> [Work to complete] Search the data for the word "this" and copy every line where it occurs.

────────────────

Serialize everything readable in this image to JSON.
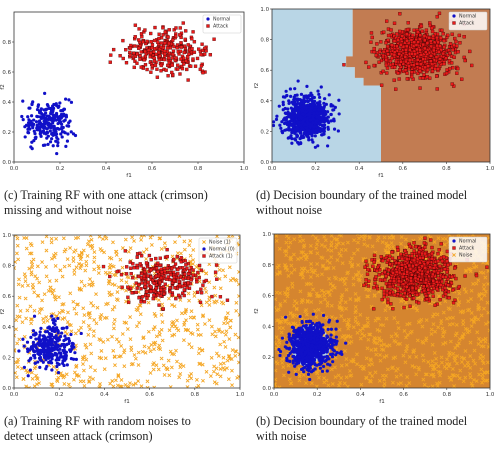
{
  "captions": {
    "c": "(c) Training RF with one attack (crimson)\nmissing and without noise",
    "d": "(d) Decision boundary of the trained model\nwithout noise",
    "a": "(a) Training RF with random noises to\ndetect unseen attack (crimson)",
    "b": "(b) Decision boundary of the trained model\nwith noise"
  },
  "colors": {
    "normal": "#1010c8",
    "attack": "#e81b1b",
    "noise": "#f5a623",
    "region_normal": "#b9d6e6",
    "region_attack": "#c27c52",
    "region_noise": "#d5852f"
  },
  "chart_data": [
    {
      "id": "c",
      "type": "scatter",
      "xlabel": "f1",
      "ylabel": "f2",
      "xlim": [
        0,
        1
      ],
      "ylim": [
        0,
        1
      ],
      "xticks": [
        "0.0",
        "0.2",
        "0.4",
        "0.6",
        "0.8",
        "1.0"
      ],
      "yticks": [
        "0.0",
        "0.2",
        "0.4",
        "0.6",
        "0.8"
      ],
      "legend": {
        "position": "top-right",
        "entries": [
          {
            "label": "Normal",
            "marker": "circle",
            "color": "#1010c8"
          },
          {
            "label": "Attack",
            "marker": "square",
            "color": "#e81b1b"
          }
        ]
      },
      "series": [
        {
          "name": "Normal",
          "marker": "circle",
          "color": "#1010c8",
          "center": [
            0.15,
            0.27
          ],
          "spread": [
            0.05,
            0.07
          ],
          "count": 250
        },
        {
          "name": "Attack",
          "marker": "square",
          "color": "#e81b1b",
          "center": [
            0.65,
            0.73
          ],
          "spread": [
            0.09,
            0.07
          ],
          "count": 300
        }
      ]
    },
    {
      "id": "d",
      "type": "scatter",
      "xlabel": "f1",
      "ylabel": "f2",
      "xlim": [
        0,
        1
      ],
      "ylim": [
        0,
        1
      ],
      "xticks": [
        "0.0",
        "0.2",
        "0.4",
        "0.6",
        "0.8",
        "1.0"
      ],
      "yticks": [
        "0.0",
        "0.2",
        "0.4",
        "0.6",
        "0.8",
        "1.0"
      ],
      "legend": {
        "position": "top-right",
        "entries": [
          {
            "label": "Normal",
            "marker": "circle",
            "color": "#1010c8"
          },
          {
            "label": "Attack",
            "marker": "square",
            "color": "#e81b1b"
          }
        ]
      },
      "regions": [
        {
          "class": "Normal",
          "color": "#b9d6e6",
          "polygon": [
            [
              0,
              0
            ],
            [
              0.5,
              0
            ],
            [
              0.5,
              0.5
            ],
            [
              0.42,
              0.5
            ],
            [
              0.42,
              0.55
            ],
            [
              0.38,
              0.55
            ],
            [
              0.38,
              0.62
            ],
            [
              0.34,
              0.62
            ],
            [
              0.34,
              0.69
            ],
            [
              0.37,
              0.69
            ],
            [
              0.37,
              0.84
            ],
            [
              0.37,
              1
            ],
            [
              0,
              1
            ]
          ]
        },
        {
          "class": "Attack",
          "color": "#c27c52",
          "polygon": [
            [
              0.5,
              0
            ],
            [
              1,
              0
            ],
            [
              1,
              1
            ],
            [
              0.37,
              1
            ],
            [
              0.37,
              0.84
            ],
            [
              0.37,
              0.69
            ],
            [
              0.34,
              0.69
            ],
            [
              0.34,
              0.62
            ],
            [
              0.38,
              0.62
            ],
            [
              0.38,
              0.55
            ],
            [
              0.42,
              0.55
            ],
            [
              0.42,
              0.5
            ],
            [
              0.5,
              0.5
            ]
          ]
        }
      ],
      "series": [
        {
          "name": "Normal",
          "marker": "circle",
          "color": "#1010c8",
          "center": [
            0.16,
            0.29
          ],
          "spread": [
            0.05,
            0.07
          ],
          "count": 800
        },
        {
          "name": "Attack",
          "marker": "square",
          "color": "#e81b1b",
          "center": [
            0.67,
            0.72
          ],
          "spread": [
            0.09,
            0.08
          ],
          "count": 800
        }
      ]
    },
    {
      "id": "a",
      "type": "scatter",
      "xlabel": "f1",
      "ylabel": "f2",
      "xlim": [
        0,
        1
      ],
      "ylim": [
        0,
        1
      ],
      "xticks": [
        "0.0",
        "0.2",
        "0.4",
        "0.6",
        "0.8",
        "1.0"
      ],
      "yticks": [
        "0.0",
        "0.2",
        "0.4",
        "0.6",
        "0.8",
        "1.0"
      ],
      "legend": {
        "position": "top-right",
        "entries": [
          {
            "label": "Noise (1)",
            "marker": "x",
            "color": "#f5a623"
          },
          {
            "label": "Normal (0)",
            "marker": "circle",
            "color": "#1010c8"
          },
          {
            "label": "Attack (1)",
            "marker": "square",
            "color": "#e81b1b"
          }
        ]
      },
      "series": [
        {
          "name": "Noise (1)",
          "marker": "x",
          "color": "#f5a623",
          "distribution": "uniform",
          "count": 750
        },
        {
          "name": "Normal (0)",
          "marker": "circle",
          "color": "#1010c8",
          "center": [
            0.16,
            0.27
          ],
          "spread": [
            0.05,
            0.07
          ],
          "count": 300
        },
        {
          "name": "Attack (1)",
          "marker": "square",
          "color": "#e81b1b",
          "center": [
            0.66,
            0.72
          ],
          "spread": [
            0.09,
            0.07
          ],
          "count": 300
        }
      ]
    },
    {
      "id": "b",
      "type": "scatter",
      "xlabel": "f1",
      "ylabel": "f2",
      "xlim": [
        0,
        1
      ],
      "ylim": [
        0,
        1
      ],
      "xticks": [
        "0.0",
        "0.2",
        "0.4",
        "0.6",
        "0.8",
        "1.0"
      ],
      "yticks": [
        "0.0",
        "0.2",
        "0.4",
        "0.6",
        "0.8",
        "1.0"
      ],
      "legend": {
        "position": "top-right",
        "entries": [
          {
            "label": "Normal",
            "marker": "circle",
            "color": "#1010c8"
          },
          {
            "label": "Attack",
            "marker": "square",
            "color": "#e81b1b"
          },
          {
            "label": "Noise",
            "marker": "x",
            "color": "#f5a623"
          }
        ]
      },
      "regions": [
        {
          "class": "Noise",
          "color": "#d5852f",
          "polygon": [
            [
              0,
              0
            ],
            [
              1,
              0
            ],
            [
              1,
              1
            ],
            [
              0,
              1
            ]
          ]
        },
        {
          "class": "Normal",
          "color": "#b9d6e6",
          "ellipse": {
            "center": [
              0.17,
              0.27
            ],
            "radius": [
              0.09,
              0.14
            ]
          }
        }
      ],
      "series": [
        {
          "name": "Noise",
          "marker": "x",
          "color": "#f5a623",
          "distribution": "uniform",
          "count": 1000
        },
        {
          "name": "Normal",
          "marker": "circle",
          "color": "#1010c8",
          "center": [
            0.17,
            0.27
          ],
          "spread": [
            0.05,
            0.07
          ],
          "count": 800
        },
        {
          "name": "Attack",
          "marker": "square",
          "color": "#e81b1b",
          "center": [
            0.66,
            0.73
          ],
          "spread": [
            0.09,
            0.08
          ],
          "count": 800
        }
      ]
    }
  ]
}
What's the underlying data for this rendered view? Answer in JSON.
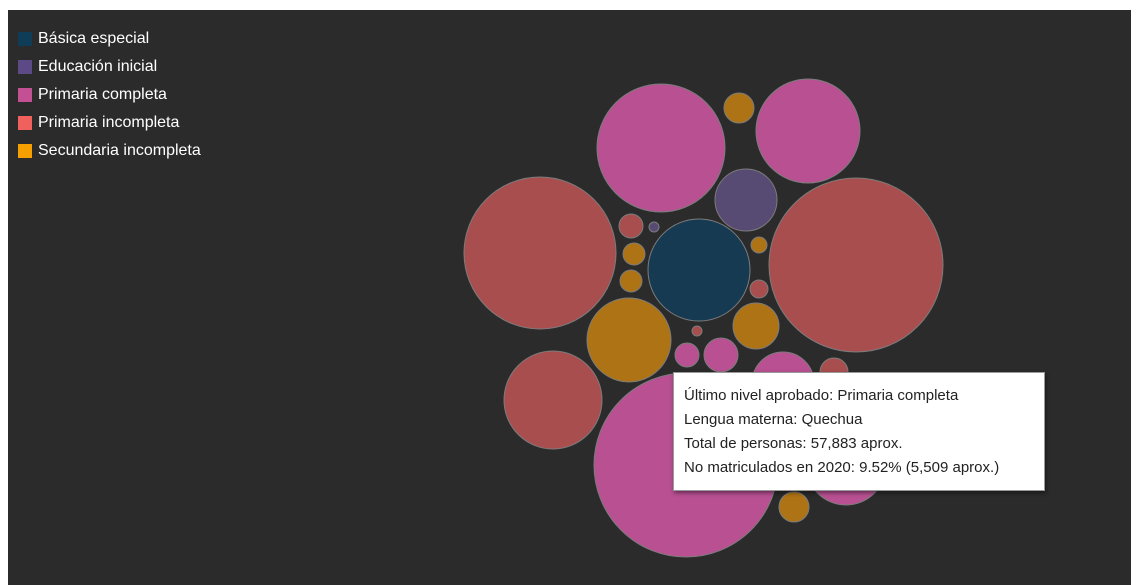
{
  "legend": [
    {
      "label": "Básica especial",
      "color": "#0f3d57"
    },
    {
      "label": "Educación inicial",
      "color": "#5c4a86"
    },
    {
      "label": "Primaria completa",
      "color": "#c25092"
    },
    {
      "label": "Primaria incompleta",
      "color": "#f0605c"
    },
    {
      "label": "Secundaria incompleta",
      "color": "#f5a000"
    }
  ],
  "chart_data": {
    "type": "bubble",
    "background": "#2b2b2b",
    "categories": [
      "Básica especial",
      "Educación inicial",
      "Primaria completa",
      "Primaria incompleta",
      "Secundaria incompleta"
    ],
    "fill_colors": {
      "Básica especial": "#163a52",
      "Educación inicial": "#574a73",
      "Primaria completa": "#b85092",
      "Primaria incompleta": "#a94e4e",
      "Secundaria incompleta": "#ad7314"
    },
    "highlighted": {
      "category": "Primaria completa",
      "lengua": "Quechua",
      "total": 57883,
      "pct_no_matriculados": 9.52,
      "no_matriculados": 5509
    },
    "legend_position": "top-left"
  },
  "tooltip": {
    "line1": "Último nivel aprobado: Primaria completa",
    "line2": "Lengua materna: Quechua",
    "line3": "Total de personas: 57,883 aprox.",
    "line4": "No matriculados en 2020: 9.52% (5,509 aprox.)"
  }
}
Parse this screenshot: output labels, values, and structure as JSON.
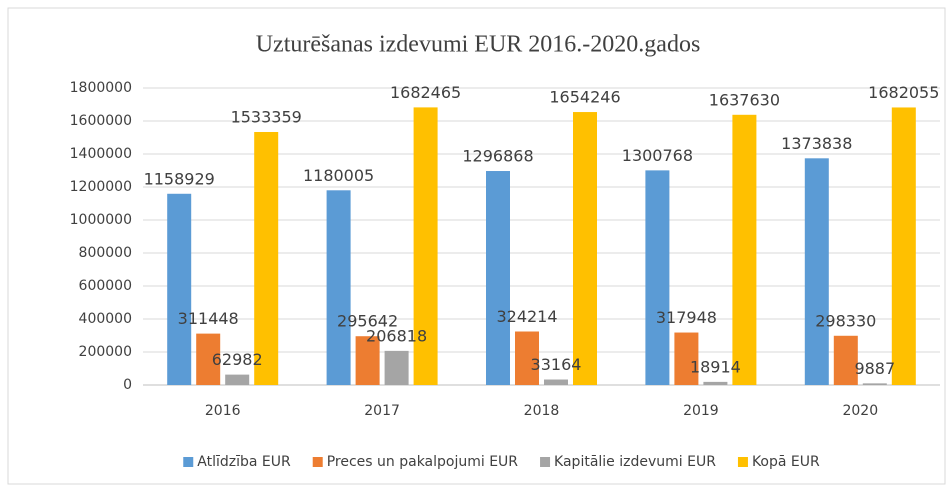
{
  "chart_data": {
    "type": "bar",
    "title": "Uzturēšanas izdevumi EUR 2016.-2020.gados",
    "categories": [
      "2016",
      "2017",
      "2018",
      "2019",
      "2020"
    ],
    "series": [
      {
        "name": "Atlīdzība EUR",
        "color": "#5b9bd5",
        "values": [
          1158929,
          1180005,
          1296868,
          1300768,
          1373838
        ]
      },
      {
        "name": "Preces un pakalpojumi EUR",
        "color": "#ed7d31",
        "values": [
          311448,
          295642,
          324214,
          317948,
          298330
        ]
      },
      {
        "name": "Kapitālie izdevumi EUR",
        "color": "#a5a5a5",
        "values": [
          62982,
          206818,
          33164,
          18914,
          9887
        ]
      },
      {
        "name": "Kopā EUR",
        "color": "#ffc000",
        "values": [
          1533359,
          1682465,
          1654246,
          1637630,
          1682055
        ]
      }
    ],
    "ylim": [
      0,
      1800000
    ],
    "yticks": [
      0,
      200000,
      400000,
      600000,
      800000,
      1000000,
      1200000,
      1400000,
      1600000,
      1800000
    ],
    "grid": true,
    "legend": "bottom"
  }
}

────────────────

> [Result of the task]
Serialize everything readable in this image to JSON.
What's the underlying data for this rendered view? Answer in JSON.
Parse this screenshot: output labels, values, and structure as JSON.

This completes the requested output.